A block of data:
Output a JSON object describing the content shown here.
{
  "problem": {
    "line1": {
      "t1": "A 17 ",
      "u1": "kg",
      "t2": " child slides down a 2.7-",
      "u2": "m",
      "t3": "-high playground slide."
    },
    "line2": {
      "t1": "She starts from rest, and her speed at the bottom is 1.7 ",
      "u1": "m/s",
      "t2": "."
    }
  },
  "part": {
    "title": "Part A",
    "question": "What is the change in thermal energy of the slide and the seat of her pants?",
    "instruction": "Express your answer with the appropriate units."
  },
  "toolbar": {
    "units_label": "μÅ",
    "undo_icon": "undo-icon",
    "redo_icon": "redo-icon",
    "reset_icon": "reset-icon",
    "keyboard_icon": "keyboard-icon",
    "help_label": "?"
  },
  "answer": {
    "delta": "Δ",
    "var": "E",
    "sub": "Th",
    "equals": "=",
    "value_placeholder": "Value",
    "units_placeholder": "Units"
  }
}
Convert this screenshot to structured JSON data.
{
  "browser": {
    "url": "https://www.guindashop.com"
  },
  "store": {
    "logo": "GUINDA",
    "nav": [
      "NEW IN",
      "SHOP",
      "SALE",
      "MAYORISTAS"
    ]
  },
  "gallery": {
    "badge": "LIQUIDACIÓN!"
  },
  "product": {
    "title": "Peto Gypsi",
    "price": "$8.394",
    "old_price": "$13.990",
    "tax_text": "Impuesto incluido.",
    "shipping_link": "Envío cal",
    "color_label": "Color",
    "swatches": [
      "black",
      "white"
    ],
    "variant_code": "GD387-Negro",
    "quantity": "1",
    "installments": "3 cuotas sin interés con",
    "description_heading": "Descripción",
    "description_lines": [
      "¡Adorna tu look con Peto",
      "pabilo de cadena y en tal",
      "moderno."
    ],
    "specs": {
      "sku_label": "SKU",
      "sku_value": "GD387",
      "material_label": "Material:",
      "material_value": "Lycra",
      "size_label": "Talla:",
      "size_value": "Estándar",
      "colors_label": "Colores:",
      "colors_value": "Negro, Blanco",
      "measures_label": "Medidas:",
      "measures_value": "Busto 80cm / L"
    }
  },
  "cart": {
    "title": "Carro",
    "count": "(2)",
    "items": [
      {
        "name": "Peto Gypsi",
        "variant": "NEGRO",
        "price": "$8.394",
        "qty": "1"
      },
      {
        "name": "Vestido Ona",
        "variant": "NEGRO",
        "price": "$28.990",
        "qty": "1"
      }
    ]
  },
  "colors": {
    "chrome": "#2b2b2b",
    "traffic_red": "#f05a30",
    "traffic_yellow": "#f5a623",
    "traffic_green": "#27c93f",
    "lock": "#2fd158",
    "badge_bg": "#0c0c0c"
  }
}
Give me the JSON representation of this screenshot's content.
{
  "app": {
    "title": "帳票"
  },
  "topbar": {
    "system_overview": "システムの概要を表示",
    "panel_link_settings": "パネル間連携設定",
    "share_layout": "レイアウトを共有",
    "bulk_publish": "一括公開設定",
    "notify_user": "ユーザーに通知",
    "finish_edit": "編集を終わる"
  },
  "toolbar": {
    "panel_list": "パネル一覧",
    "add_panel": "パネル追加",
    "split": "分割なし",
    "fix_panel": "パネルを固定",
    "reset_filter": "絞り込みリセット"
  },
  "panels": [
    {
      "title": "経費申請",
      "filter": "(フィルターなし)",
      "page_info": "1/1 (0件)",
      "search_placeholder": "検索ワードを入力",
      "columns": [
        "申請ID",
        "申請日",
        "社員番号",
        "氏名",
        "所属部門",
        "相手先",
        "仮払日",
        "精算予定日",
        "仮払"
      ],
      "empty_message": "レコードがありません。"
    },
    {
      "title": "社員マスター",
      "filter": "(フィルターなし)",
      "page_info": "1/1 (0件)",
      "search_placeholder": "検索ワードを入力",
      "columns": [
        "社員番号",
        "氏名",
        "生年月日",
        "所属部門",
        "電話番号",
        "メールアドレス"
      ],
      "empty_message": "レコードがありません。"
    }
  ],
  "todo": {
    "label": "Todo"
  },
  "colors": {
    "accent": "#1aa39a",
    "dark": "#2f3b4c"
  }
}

DO THIS: Print back all the lines verbatim.

EXERCISE SOLUTION:
Output a JSON object describing the content shown here.
{
  "problem": {
    "line1": {
      "t1": "A 17 ",
      "u1": "kg",
      "t2": " child slides down a 2.7-",
      "u2": "m",
      "t3": "-high playground slide."
    },
    "line2": {
      "t1": "She starts from rest, and her speed at the bottom is 1.7 ",
      "u1": "m/s",
      "t2": "."
    }
  },
  "part": {
    "title": "Part A",
    "question": "What is the change in thermal energy of the slide and the seat of her pants?",
    "instruction": "Express your answer with the appropriate units."
  },
  "toolbar": {
    "units_label": "μÅ",
    "undo_icon": "undo-icon",
    "redo_icon": "redo-icon",
    "reset_icon": "reset-icon",
    "keyboard_icon": "keyboard-icon",
    "help_label": "?"
  },
  "answer": {
    "delta": "Δ",
    "var": "E",
    "sub": "Th",
    "equals": "=",
    "value_placeholder": "Value",
    "units_placeholder": "Units"
  }
}
Convert this screenshot to structured JSON data.
{
  "browser": {
    "url": "https://www.guindashop.com"
  },
  "store": {
    "logo": "GUINDA",
    "nav": [
      "NEW IN",
      "SHOP",
      "SALE",
      "MAYORISTAS"
    ]
  },
  "gallery": {
    "badge": "LIQUIDACIÓN!"
  },
  "product": {
    "title": "Peto Gypsi",
    "price": "$8.394",
    "old_price": "$13.990",
    "tax_text": "Impuesto incluido.",
    "shipping_link": "Envío cal",
    "color_label": "Color",
    "swatches": [
      "black",
      "white"
    ],
    "variant_code": "GD387-Negro",
    "quantity": "1",
    "installments": "3 cuotas sin interés con",
    "description_heading": "Descripción",
    "description_lines": [
      "¡Adorna tu look con Peto",
      "pabilo de cadena y en tal",
      "moderno."
    ],
    "specs": {
      "sku_label": "SKU",
      "sku_value": "GD387",
      "material_label": "Material:",
      "material_value": "Lycra",
      "size_label": "Talla:",
      "size_value": "Estándar",
      "colors_label": "Colores:",
      "colors_value": "Negro, Blanco",
      "measures_label": "Medidas:",
      "measures_value": "Busto 80cm / L"
    }
  },
  "cart": {
    "title": "Carro",
    "count": "(2)",
    "items": [
      {
        "name": "Peto Gypsi",
        "variant": "NEGRO",
        "price": "$8.394",
        "qty": "1"
      },
      {
        "name": "Vestido Ona",
        "variant": "NEGRO",
        "price": "$28.990",
        "qty": "1"
      }
    ]
  },
  "colors": {
    "chrome": "#2b2b2b",
    "traffic_red": "#f05a30",
    "traffic_yellow": "#f5a623",
    "traffic_green": "#27c93f",
    "lock": "#2fd158",
    "badge_bg": "#0c0c0c"
  }
}
Give me the JSON representation of this screenshot's content.
{
  "app": {
    "title": "帳票"
  },
  "topbar": {
    "system_overview": "システムの概要を表示",
    "panel_link_settings": "パネル間連携設定",
    "share_layout": "レイアウトを共有",
    "bulk_publish": "一括公開設定",
    "notify_user": "ユーザーに通知",
    "finish_edit": "編集を終わる"
  },
  "toolbar": {
    "panel_list": "パネル一覧",
    "add_panel": "パネル追加",
    "split": "分割なし",
    "fix_panel": "パネルを固定",
    "reset_filter": "絞り込みリセット"
  },
  "panels": [
    {
      "title": "経費申請",
      "filter": "(フィルターなし)",
      "page_info": "1/1 (0件)",
      "search_placeholder": "検索ワードを入力",
      "columns": [
        "申請ID",
        "申請日",
        "社員番号",
        "氏名",
        "所属部門",
        "相手先",
        "仮払日",
        "精算予定日",
        "仮払"
      ],
      "empty_message": "レコードがありません。"
    },
    {
      "title": "社員マスター",
      "filter": "(フィルターなし)",
      "page_info": "1/1 (0件)",
      "search_placeholder": "検索ワードを入力",
      "columns": [
        "社員番号",
        "氏名",
        "生年月日",
        "所属部門",
        "電話番号",
        "メールアドレス"
      ],
      "empty_message": "レコードがありません。"
    }
  ],
  "todo": {
    "label": "Todo"
  },
  "colors": {
    "accent": "#1aa39a",
    "dark": "#2f3b4c"
  }
}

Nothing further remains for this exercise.